Challenge
Entries follow. Set all of them down as they stand.

::::

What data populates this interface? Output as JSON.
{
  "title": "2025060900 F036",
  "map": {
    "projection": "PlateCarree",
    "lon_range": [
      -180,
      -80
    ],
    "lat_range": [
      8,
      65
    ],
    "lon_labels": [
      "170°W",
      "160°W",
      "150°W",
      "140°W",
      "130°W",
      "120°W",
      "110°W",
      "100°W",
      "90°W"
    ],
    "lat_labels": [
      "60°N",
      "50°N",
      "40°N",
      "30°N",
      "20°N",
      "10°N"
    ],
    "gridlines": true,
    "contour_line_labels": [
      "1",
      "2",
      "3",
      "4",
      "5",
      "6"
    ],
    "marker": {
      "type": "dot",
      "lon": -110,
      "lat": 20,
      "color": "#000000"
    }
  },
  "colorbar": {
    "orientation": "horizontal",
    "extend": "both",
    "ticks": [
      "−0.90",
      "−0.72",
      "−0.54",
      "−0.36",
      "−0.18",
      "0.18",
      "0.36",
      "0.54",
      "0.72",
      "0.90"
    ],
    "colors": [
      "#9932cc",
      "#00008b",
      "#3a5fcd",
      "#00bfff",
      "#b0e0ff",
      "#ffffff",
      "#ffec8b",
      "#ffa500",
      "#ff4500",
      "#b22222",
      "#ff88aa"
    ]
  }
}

::::

Worked solution
What data populates this interface? Output as JSON.
{
  "title": "2025060900 F036",
  "map": {
    "projection": "PlateCarree",
    "lon_range": [
      -180,
      -80
    ],
    "lat_range": [
      8,
      65
    ],
    "lon_labels": [
      "170°W",
      "160°W",
      "150°W",
      "140°W",
      "130°W",
      "120°W",
      "110°W",
      "100°W",
      "90°W"
    ],
    "lat_labels": [
      "60°N",
      "50°N",
      "40°N",
      "30°N",
      "20°N",
      "10°N"
    ],
    "gridlines": true,
    "contour_line_labels": [
      "1",
      "2",
      "3",
      "4",
      "5",
      "6"
    ],
    "marker": {
      "type": "dot",
      "lon": -110,
      "lat": 20,
      "color": "#000000"
    }
  },
  "colorbar": {
    "orientation": "horizontal",
    "extend": "both",
    "ticks": [
      "−0.90",
      "−0.72",
      "−0.54",
      "−0.36",
      "−0.18",
      "0.18",
      "0.36",
      "0.54",
      "0.72",
      "0.90"
    ],
    "colors": [
      "#9932cc",
      "#00008b",
      "#3a5fcd",
      "#00bfff",
      "#b0e0ff",
      "#ffffff",
      "#ffec8b",
      "#ffa500",
      "#ff4500",
      "#b22222",
      "#ff88aa"
    ]
  }
}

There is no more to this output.